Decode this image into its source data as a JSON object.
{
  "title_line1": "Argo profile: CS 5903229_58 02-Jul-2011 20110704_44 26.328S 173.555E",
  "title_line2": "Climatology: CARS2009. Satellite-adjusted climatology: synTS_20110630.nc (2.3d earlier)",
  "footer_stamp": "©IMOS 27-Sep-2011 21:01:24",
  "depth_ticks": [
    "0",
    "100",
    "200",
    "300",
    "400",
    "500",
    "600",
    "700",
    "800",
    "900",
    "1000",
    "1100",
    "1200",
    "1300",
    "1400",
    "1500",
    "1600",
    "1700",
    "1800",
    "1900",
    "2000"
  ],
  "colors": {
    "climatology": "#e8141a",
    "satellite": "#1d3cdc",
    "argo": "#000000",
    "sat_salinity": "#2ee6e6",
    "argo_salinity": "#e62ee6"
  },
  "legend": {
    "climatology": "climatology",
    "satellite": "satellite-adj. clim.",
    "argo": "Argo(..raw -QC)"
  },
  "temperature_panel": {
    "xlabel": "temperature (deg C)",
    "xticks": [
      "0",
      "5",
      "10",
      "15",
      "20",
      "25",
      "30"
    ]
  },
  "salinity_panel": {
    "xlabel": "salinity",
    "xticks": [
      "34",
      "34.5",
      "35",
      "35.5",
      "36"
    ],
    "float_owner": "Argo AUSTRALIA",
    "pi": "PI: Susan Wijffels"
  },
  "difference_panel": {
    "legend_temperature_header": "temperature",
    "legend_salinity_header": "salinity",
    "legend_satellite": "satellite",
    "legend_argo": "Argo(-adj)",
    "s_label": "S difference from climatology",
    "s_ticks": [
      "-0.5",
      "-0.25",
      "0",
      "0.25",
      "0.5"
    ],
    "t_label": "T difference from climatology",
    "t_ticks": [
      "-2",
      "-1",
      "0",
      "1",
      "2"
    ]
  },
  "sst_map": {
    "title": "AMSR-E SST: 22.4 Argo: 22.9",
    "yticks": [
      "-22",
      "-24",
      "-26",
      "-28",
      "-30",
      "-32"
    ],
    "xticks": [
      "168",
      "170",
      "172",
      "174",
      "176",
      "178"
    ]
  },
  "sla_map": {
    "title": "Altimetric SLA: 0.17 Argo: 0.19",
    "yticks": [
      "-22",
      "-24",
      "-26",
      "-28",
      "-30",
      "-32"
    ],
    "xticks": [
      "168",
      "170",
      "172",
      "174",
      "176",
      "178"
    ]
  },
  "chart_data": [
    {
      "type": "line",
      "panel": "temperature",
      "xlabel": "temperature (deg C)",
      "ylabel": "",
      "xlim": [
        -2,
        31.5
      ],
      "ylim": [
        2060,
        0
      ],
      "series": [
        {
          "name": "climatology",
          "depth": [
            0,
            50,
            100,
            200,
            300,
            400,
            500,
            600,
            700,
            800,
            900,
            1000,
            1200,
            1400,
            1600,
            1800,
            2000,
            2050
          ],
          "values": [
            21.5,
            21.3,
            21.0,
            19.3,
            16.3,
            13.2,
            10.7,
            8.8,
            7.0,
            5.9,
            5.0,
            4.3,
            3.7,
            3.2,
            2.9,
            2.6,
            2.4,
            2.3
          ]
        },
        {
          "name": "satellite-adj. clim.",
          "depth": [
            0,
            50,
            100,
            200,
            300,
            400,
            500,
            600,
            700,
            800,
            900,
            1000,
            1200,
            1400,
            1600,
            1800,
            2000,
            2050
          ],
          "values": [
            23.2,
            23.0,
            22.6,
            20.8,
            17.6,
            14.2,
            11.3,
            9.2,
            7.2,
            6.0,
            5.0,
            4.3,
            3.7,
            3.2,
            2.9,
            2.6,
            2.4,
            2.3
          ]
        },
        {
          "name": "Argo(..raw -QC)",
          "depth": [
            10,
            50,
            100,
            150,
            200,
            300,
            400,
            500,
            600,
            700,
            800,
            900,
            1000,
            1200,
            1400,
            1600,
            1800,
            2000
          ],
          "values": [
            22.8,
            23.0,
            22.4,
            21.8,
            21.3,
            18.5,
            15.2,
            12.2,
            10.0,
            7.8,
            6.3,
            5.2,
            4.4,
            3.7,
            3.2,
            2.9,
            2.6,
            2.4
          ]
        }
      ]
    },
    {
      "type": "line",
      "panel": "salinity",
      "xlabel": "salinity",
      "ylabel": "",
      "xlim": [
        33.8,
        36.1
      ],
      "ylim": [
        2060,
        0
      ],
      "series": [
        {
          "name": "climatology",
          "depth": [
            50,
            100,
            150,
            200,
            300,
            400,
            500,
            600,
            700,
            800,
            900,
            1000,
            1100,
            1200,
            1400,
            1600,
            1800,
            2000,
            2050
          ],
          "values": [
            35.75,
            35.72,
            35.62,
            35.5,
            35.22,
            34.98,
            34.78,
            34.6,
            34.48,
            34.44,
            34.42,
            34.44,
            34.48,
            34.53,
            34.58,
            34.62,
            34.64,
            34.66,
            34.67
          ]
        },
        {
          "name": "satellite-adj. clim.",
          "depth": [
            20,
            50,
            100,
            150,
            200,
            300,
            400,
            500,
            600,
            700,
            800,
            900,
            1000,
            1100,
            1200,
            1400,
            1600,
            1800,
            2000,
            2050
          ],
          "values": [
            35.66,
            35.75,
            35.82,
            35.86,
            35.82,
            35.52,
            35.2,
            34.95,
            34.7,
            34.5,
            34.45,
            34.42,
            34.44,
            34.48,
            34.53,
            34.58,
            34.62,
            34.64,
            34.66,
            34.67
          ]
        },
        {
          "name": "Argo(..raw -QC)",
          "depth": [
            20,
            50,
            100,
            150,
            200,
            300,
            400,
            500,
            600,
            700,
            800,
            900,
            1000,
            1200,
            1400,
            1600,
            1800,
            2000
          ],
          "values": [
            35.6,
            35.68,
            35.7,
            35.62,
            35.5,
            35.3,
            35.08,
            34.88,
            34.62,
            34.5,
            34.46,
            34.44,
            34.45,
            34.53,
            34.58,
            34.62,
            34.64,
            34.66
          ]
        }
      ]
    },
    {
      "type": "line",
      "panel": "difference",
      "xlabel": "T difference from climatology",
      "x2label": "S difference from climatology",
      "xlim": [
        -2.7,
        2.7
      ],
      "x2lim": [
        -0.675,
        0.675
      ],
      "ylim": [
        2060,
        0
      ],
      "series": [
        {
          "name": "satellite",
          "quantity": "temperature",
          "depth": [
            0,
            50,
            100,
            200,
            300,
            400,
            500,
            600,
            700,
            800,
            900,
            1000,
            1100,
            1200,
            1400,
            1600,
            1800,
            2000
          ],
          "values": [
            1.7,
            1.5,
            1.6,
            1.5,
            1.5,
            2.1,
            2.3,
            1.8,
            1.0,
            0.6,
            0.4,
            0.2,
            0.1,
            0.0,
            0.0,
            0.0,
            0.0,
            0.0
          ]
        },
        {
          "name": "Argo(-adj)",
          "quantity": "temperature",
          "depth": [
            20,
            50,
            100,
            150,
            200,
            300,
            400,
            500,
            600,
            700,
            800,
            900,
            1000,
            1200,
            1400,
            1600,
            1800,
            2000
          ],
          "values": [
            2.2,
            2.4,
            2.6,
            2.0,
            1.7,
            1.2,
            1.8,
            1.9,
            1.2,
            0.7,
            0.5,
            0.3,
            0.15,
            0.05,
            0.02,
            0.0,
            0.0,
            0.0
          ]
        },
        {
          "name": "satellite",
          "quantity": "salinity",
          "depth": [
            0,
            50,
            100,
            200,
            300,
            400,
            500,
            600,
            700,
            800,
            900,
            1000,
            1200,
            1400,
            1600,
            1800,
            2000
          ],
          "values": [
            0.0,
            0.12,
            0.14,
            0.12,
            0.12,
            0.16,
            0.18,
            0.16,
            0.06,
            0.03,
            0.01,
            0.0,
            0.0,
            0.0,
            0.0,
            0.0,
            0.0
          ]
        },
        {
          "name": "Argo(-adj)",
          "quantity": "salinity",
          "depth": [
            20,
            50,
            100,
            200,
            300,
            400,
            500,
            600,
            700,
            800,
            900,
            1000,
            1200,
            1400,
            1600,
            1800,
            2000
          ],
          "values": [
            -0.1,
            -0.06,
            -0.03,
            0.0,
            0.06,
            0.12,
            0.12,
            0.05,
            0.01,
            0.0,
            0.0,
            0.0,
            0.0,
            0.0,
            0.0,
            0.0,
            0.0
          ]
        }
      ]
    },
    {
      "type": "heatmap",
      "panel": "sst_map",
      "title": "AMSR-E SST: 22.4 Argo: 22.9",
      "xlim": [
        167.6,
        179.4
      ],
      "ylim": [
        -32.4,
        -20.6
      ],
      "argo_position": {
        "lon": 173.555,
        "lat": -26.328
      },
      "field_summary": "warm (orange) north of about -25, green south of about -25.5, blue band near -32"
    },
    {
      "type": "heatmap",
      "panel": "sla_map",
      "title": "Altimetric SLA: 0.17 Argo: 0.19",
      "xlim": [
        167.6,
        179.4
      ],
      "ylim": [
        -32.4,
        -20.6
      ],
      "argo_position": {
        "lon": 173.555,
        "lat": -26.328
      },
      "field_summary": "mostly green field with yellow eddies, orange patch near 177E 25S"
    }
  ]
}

__GOAL__
Select every line in the records above that contains the word "from".

__OUTPUT FOR THIS TASK__
    "s_label": "S difference from climatology",
    "t_label": "T difference from climatology",
      "xlabel": "T difference from climatology",
      "x2label": "S difference from climatology",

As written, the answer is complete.